▶ _Material_:
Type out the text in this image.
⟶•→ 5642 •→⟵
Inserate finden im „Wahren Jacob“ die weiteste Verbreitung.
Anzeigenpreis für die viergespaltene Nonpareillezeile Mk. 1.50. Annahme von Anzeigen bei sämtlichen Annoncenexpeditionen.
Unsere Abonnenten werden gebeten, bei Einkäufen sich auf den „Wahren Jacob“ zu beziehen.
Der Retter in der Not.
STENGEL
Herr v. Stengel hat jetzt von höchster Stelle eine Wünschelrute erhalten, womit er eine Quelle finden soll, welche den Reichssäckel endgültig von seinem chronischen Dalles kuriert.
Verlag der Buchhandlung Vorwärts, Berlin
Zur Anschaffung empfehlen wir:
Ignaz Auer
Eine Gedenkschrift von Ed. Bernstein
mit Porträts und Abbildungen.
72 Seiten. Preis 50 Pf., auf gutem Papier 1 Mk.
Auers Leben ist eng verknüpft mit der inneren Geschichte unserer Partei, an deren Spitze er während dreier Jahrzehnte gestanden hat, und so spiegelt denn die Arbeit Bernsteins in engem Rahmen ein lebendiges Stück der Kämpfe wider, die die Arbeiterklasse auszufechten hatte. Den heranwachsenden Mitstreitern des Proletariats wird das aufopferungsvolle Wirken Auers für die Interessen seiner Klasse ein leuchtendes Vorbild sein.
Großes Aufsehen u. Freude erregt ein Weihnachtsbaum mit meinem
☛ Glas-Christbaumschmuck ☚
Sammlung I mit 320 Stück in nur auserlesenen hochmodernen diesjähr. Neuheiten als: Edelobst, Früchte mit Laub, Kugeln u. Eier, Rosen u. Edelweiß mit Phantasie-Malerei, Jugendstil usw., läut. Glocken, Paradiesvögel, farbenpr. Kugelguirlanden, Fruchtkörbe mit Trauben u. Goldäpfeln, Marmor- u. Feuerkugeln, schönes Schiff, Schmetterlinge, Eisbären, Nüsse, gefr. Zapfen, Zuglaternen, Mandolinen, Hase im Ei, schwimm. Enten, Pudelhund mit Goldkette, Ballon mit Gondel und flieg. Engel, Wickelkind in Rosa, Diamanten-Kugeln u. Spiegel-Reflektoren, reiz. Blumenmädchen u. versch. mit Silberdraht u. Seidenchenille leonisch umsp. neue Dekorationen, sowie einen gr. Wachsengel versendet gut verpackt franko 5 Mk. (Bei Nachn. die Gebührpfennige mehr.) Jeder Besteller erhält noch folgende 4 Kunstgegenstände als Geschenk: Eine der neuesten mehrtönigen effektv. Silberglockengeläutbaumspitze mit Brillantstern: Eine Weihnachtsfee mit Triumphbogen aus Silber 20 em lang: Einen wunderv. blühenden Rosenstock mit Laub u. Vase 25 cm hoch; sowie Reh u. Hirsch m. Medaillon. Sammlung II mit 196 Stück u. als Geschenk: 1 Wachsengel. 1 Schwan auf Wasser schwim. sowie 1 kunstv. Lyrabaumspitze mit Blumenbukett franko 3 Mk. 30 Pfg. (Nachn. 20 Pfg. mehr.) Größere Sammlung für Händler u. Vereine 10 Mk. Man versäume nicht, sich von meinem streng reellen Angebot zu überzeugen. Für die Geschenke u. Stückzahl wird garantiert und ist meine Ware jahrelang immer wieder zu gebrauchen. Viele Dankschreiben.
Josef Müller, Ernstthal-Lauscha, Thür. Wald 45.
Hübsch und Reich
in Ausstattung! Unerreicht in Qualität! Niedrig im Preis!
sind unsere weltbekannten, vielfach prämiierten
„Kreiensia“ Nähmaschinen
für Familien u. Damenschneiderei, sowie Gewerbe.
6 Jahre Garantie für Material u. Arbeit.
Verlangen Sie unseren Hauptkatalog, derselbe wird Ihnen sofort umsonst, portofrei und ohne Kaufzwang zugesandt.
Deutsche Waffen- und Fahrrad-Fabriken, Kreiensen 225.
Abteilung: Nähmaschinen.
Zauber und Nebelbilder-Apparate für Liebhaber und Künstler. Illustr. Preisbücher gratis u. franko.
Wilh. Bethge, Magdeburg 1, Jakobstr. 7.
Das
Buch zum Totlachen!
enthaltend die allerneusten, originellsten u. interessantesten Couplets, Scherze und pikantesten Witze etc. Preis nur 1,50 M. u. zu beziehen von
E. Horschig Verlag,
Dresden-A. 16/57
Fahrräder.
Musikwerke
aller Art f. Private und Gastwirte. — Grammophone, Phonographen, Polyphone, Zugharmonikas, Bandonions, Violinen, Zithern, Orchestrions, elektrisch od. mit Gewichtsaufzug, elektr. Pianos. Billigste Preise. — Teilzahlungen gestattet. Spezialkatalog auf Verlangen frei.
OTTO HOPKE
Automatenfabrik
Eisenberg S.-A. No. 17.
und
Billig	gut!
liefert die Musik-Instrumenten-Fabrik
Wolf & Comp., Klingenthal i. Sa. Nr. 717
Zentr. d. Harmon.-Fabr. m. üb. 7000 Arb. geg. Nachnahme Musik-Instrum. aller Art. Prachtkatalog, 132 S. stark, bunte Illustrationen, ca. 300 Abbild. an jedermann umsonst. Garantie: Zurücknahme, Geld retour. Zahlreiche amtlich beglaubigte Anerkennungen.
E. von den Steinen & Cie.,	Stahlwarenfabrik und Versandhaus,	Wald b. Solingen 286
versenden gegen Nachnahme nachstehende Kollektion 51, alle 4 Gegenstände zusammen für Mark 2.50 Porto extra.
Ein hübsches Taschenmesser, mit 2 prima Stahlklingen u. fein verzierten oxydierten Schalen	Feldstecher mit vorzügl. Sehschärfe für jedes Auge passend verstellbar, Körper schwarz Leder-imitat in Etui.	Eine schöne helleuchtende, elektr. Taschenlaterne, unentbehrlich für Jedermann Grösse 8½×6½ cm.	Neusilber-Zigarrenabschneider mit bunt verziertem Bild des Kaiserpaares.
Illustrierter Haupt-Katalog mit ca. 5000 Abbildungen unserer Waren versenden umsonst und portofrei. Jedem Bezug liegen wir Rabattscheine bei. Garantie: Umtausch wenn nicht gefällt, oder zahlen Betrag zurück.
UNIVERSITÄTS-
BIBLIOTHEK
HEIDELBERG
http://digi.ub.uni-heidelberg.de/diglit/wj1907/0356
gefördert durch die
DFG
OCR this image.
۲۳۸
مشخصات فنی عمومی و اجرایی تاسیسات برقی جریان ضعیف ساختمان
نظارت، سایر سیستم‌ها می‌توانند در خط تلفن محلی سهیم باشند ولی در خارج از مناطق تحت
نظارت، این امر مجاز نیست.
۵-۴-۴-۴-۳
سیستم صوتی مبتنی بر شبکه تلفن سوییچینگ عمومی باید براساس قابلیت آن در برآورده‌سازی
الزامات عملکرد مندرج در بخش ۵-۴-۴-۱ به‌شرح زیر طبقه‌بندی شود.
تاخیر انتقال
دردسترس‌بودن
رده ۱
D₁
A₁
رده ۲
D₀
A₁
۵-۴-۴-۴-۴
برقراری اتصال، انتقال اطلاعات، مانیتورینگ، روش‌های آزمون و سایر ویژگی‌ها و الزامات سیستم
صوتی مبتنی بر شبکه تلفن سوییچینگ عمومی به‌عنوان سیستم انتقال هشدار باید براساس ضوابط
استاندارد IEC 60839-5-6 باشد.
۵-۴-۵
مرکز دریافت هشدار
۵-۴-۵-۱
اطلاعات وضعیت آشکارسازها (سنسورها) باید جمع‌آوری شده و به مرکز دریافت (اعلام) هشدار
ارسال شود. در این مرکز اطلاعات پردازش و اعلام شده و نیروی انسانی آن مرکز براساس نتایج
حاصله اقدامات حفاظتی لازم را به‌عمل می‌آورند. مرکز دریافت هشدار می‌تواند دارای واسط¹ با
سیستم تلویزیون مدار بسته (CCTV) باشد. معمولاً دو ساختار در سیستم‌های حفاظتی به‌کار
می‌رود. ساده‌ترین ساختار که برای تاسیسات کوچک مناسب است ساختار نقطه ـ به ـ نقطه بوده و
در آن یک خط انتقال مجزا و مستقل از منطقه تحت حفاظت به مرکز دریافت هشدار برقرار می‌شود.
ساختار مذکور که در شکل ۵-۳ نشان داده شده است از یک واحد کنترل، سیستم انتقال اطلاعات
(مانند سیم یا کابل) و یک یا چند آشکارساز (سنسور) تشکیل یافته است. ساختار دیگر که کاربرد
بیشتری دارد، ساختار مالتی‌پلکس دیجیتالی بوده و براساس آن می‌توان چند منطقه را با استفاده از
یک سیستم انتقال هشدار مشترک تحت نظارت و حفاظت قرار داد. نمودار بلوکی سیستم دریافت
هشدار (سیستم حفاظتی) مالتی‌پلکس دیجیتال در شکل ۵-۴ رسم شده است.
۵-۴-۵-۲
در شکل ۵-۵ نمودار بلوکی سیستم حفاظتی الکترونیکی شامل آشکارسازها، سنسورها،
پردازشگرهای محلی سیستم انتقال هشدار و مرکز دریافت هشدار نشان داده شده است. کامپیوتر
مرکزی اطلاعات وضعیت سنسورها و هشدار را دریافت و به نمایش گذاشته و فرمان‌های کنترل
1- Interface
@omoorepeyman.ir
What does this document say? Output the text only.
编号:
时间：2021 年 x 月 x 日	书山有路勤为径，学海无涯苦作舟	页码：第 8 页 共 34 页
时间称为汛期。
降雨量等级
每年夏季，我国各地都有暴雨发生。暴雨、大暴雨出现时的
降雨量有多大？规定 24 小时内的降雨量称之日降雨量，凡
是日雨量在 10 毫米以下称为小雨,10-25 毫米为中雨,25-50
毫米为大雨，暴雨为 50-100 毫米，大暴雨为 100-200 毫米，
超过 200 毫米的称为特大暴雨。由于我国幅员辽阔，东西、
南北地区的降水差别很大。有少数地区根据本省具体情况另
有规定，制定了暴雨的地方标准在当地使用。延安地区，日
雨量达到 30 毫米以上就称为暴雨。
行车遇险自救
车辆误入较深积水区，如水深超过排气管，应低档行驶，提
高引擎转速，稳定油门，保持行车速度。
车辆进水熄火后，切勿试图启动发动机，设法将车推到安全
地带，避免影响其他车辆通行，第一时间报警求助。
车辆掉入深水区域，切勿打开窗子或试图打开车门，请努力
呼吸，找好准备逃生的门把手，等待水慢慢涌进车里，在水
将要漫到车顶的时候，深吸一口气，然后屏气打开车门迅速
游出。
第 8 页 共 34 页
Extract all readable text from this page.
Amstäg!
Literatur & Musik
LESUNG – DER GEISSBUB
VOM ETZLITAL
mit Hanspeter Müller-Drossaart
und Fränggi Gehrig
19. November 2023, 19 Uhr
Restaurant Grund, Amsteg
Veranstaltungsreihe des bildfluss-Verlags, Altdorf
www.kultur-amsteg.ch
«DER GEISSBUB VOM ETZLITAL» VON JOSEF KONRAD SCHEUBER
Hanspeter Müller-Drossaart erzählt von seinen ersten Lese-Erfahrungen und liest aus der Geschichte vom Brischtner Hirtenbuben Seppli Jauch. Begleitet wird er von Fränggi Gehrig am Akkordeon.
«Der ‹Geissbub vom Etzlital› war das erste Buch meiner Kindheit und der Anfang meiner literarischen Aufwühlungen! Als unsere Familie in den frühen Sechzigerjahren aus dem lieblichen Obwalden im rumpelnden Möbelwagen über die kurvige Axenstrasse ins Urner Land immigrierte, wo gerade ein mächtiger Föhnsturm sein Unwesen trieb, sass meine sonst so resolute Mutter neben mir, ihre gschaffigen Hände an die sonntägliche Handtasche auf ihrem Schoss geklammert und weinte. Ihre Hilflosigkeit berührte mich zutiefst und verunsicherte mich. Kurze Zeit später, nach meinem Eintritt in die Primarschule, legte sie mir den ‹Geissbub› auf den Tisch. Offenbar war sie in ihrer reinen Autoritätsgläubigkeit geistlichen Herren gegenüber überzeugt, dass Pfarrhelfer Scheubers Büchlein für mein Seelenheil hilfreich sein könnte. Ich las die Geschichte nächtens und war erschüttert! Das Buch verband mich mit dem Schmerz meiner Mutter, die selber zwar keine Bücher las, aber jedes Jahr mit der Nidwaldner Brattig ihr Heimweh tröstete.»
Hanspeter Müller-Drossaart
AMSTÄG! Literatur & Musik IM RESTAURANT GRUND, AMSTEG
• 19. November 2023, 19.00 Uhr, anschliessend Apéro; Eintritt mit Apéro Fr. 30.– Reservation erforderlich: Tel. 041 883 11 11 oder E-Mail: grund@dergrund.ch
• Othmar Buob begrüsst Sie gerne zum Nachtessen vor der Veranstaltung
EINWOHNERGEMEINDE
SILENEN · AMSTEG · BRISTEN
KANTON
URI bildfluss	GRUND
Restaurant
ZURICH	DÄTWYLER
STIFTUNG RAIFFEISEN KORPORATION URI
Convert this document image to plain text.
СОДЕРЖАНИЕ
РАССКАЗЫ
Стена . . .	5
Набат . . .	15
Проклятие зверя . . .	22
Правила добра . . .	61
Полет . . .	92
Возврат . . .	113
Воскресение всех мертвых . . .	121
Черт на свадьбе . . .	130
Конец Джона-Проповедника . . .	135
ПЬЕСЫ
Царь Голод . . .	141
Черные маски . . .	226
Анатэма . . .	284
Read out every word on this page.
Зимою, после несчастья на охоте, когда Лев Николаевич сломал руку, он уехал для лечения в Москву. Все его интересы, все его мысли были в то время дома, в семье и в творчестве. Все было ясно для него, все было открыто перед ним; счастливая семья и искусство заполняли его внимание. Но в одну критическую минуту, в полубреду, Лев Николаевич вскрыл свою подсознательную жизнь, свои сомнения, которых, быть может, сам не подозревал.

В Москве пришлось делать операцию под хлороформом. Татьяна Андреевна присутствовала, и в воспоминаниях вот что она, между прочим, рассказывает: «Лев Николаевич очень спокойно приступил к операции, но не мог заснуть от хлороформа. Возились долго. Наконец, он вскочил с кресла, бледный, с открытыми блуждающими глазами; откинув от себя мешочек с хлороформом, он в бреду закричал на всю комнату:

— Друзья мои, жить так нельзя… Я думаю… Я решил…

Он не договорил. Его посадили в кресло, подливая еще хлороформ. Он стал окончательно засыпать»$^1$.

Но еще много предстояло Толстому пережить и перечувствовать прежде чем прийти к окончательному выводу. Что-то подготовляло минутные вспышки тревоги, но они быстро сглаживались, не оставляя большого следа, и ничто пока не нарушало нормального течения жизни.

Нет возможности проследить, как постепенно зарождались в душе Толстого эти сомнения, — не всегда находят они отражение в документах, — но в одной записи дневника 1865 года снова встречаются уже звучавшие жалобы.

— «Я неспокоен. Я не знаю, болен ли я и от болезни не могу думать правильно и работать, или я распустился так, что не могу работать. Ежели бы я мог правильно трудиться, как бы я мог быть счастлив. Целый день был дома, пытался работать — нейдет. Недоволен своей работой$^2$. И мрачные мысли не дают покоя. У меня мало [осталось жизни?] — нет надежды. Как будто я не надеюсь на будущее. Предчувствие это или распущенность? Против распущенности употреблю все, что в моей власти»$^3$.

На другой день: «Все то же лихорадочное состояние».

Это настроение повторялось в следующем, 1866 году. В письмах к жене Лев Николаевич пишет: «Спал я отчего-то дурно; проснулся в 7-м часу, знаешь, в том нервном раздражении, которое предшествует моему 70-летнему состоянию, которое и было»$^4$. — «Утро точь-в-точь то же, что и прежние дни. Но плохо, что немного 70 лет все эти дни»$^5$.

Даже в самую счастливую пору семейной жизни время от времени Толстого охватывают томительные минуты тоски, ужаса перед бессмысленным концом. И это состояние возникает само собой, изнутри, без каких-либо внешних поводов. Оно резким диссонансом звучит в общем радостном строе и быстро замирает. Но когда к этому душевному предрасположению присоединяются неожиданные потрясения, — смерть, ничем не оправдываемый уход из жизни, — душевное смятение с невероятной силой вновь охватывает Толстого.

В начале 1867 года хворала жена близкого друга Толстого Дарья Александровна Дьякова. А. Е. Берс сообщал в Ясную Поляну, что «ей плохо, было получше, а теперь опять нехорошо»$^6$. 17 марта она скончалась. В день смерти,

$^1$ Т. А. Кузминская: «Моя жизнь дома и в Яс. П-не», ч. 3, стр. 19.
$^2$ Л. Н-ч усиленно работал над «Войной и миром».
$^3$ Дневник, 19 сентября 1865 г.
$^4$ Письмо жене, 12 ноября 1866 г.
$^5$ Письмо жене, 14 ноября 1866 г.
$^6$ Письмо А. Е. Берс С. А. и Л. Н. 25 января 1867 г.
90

▶ _Direction_:
Count every line above that holds the string "text" and give the total, nothing more.

▶ _Worked answer_:
4